Omit the pictures and output every entry below exactly as written.

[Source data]
┏━━
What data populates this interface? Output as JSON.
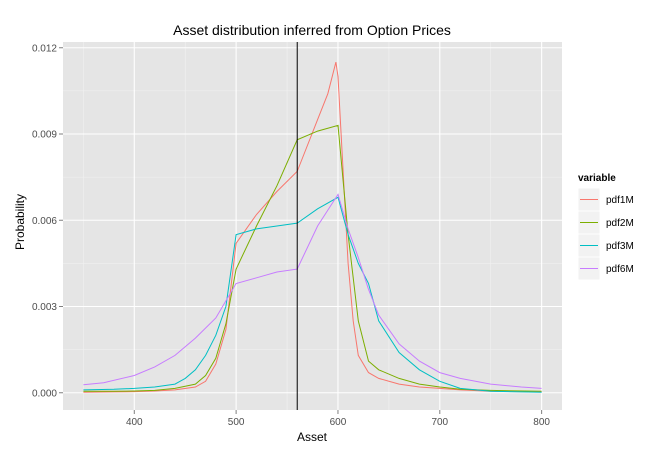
{
  "chart_data": {
    "type": "line",
    "title": "Asset distribution inferred from Option Prices",
    "xlabel": "Asset",
    "ylabel": "Probability",
    "xlim": [
      330,
      820
    ],
    "ylim": [
      -0.0006,
      0.0122
    ],
    "xticks": [
      400,
      500,
      600,
      700,
      800
    ],
    "xtick_labels": [
      "400",
      "500",
      "600",
      "700",
      "800"
    ],
    "yticks": [
      0.0,
      0.003,
      0.006,
      0.009,
      0.012
    ],
    "ytick_labels": [
      "0.000",
      "0.003",
      "0.006",
      "0.009",
      "0.012"
    ],
    "grid": true,
    "legend_position": "right",
    "legend_title": "variable",
    "vline_x": 560,
    "series": [
      {
        "name": "pdf1M",
        "color": "#F8766D",
        "points": [
          [
            350,
            2e-05
          ],
          [
            380,
            3e-05
          ],
          [
            400,
            4e-05
          ],
          [
            420,
            6e-05
          ],
          [
            440,
            0.0001
          ],
          [
            460,
            0.0002
          ],
          [
            470,
            0.0004
          ],
          [
            480,
            0.001
          ],
          [
            490,
            0.0022
          ],
          [
            500,
            0.0052
          ],
          [
            520,
            0.0062
          ],
          [
            540,
            0.007
          ],
          [
            560,
            0.0077
          ],
          [
            570,
            0.0086
          ],
          [
            580,
            0.0095
          ],
          [
            590,
            0.0104
          ],
          [
            598,
            0.0115
          ],
          [
            600,
            0.011
          ],
          [
            610,
            0.0045
          ],
          [
            615,
            0.0025
          ],
          [
            620,
            0.0013
          ],
          [
            630,
            0.0007
          ],
          [
            640,
            0.0005
          ],
          [
            660,
            0.0003
          ],
          [
            680,
            0.0002
          ],
          [
            700,
            0.00015
          ],
          [
            720,
            0.0001
          ],
          [
            750,
            5e-05
          ],
          [
            800,
            3e-05
          ]
        ]
      },
      {
        "name": "pdf2M",
        "color": "#7CAE00",
        "points": [
          [
            350,
            5e-05
          ],
          [
            380,
            5e-05
          ],
          [
            400,
            6e-05
          ],
          [
            420,
            8e-05
          ],
          [
            440,
            0.00015
          ],
          [
            460,
            0.0003
          ],
          [
            470,
            0.0006
          ],
          [
            480,
            0.0012
          ],
          [
            490,
            0.0024
          ],
          [
            500,
            0.0043
          ],
          [
            520,
            0.0058
          ],
          [
            540,
            0.0072
          ],
          [
            560,
            0.0088
          ],
          [
            580,
            0.0091
          ],
          [
            600,
            0.0093
          ],
          [
            610,
            0.0055
          ],
          [
            620,
            0.0025
          ],
          [
            630,
            0.0011
          ],
          [
            640,
            0.0008
          ],
          [
            660,
            0.0005
          ],
          [
            680,
            0.0003
          ],
          [
            700,
            0.0002
          ],
          [
            720,
            0.00012
          ],
          [
            750,
            8e-05
          ],
          [
            800,
            5e-05
          ]
        ]
      },
      {
        "name": "pdf3M",
        "color": "#00BFC4",
        "points": [
          [
            350,
            0.0001
          ],
          [
            380,
            0.00012
          ],
          [
            400,
            0.00015
          ],
          [
            420,
            0.0002
          ],
          [
            440,
            0.0003
          ],
          [
            450,
            0.0005
          ],
          [
            460,
            0.0008
          ],
          [
            470,
            0.0013
          ],
          [
            480,
            0.002
          ],
          [
            490,
            0.003
          ],
          [
            500,
            0.0055
          ],
          [
            520,
            0.0057
          ],
          [
            540,
            0.0058
          ],
          [
            560,
            0.0059
          ],
          [
            580,
            0.0064
          ],
          [
            600,
            0.0068
          ],
          [
            610,
            0.0055
          ],
          [
            620,
            0.0045
          ],
          [
            630,
            0.0038
          ],
          [
            640,
            0.0025
          ],
          [
            660,
            0.0014
          ],
          [
            680,
            0.0008
          ],
          [
            700,
            0.0004
          ],
          [
            720,
            0.00015
          ],
          [
            750,
            5e-05
          ],
          [
            800,
            2e-05
          ]
        ]
      },
      {
        "name": "pdf6M",
        "color": "#C77CFF",
        "points": [
          [
            350,
            0.00028
          ],
          [
            370,
            0.00035
          ],
          [
            400,
            0.0006
          ],
          [
            420,
            0.0009
          ],
          [
            440,
            0.0013
          ],
          [
            460,
            0.0019
          ],
          [
            480,
            0.0026
          ],
          [
            500,
            0.0038
          ],
          [
            520,
            0.004
          ],
          [
            540,
            0.0042
          ],
          [
            560,
            0.0043
          ],
          [
            580,
            0.0058
          ],
          [
            600,
            0.0069
          ],
          [
            610,
            0.0057
          ],
          [
            620,
            0.0047
          ],
          [
            630,
            0.0036
          ],
          [
            640,
            0.0027
          ],
          [
            660,
            0.0017
          ],
          [
            680,
            0.0011
          ],
          [
            700,
            0.0007
          ],
          [
            720,
            0.0005
          ],
          [
            750,
            0.0003
          ],
          [
            780,
            0.0002
          ],
          [
            800,
            0.00015
          ]
        ]
      }
    ]
  }
}
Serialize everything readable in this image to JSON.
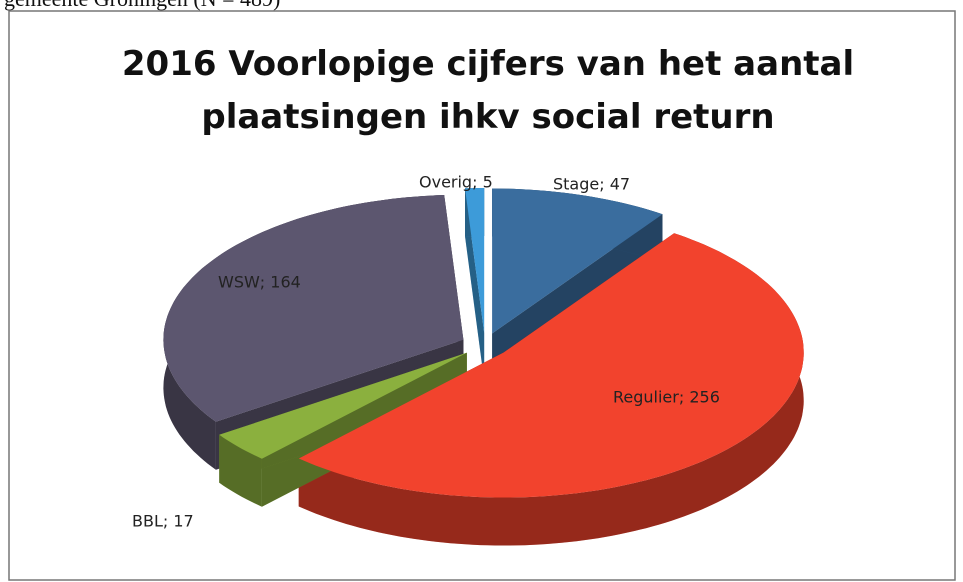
{
  "caption": "gemeente Groningen (N = 489)",
  "chart_data": {
    "type": "pie3d",
    "title": [
      "2016 Voorlopige cijfers van het aantal",
      "plaatsingen ihkv social return"
    ],
    "categories": [
      "Stage",
      "Regulier",
      "BBL",
      "WSW",
      "Overig"
    ],
    "values": [
      47,
      256,
      17,
      164,
      5
    ],
    "value_labels": [
      "Stage; 47",
      "Regulier; 256",
      "BBL; 17",
      "WSW; 164",
      "Overig; 5"
    ],
    "colors": [
      "#3a6d9e",
      "#f2432d",
      "#8bb03e",
      "#5c566f",
      "#3d9bd9"
    ],
    "exploded": true
  }
}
┗━━
Task result:
What data populates this interface? Output as JSON.
{
  "chart_data": {
    "type": "line",
    "title": "Asset distribution inferred from Option Prices",
    "xlabel": "Asset",
    "ylabel": "Probability",
    "xlim": [
      330,
      820
    ],
    "ylim": [
      -0.0006,
      0.0122
    ],
    "xticks": [
      400,
      500,
      600,
      700,
      800
    ],
    "xtick_labels": [
      "400",
      "500",
      "600",
      "700",
      "800"
    ],
    "yticks": [
      0.0,
      0.003,
      0.006,
      0.009,
      0.012
    ],
    "ytick_labels": [
      "0.000",
      "0.003",
      "0.006",
      "0.009",
      "0.012"
    ],
    "grid": true,
    "legend_position": "right",
    "legend_title": "variable",
    "vline_x": 560,
    "series": [
      {
        "name": "pdf1M",
        "color": "#F8766D",
        "points": [
          [
            350,
            2e-05
          ],
          [
            380,
            3e-05
          ],
          [
            400,
            4e-05
          ],
          [
            420,
            6e-05
          ],
          [
            440,
            0.0001
          ],
          [
            460,
            0.0002
          ],
          [
            470,
            0.0004
          ],
          [
            480,
            0.001
          ],
          [
            490,
            0.0022
          ],
          [
            500,
            0.0052
          ],
          [
            520,
            0.0062
          ],
          [
            540,
            0.007
          ],
          [
            560,
            0.0077
          ],
          [
            570,
            0.0086
          ],
          [
            580,
            0.0095
          ],
          [
            590,
            0.0104
          ],
          [
            598,
            0.0115
          ],
          [
            600,
            0.011
          ],
          [
            610,
            0.0045
          ],
          [
            615,
            0.0025
          ],
          [
            620,
            0.0013
          ],
          [
            630,
            0.0007
          ],
          [
            640,
            0.0005
          ],
          [
            660,
            0.0003
          ],
          [
            680,
            0.0002
          ],
          [
            700,
            0.00015
          ],
          [
            720,
            0.0001
          ],
          [
            750,
            5e-05
          ],
          [
            800,
            3e-05
          ]
        ]
      },
      {
        "name": "pdf2M",
        "color": "#7CAE00",
        "points": [
          [
            350,
            5e-05
          ],
          [
            380,
            5e-05
          ],
          [
            400,
            6e-05
          ],
          [
            420,
            8e-05
          ],
          [
            440,
            0.00015
          ],
          [
            460,
            0.0003
          ],
          [
            470,
            0.0006
          ],
          [
            480,
            0.0012
          ],
          [
            490,
            0.0024
          ],
          [
            500,
            0.0043
          ],
          [
            520,
            0.0058
          ],
          [
            540,
            0.0072
          ],
          [
            560,
            0.0088
          ],
          [
            580,
            0.0091
          ],
          [
            600,
            0.0093
          ],
          [
            610,
            0.0055
          ],
          [
            620,
            0.0025
          ],
          [
            630,
            0.0011
          ],
          [
            640,
            0.0008
          ],
          [
            660,
            0.0005
          ],
          [
            680,
            0.0003
          ],
          [
            700,
            0.0002
          ],
          [
            720,
            0.00012
          ],
          [
            750,
            8e-05
          ],
          [
            800,
            5e-05
          ]
        ]
      },
      {
        "name": "pdf3M",
        "color": "#00BFC4",
        "points": [
          [
            350,
            0.0001
          ],
          [
            380,
            0.00012
          ],
          [
            400,
            0.00015
          ],
          [
            420,
            0.0002
          ],
          [
            440,
            0.0003
          ],
          [
            450,
            0.0005
          ],
          [
            460,
            0.0008
          ],
          [
            470,
            0.0013
          ],
          [
            480,
            0.002
          ],
          [
            490,
            0.003
          ],
          [
            500,
            0.0055
          ],
          [
            520,
            0.0057
          ],
          [
            540,
            0.0058
          ],
          [
            560,
            0.0059
          ],
          [
            580,
            0.0064
          ],
          [
            600,
            0.0068
          ],
          [
            610,
            0.0055
          ],
          [
            620,
            0.0045
          ],
          [
            630,
            0.0038
          ],
          [
            640,
            0.0025
          ],
          [
            660,
            0.0014
          ],
          [
            680,
            0.0008
          ],
          [
            700,
            0.0004
          ],
          [
            720,
            0.00015
          ],
          [
            750,
            5e-05
          ],
          [
            800,
            2e-05
          ]
        ]
      },
      {
        "name": "pdf6M",
        "color": "#C77CFF",
        "points": [
          [
            350,
            0.00028
          ],
          [
            370,
            0.00035
          ],
          [
            400,
            0.0006
          ],
          [
            420,
            0.0009
          ],
          [
            440,
            0.0013
          ],
          [
            460,
            0.0019
          ],
          [
            480,
            0.0026
          ],
          [
            500,
            0.0038
          ],
          [
            520,
            0.004
          ],
          [
            540,
            0.0042
          ],
          [
            560,
            0.0043
          ],
          [
            580,
            0.0058
          ],
          [
            600,
            0.0069
          ],
          [
            610,
            0.0057
          ],
          [
            620,
            0.0047
          ],
          [
            630,
            0.0036
          ],
          [
            640,
            0.0027
          ],
          [
            660,
            0.0017
          ],
          [
            680,
            0.0011
          ],
          [
            700,
            0.0007
          ],
          [
            720,
            0.0005
          ],
          [
            750,
            0.0003
          ],
          [
            780,
            0.0002
          ],
          [
            800,
            0.00015
          ]
        ]
      }
    ]
  }
}
Serialize everything readable in this image to JSON.
{
  "caption": "gemeente Groningen (N = 489)",
  "chart_data": {
    "type": "pie3d",
    "title": [
      "2016 Voorlopige cijfers van het aantal",
      "plaatsingen ihkv social return"
    ],
    "categories": [
      "Stage",
      "Regulier",
      "BBL",
      "WSW",
      "Overig"
    ],
    "values": [
      47,
      256,
      17,
      164,
      5
    ],
    "value_labels": [
      "Stage; 47",
      "Regulier; 256",
      "BBL; 17",
      "WSW; 164",
      "Overig; 5"
    ],
    "colors": [
      "#3a6d9e",
      "#f2432d",
      "#8bb03e",
      "#5c566f",
      "#3d9bd9"
    ],
    "exploded": true
  }
}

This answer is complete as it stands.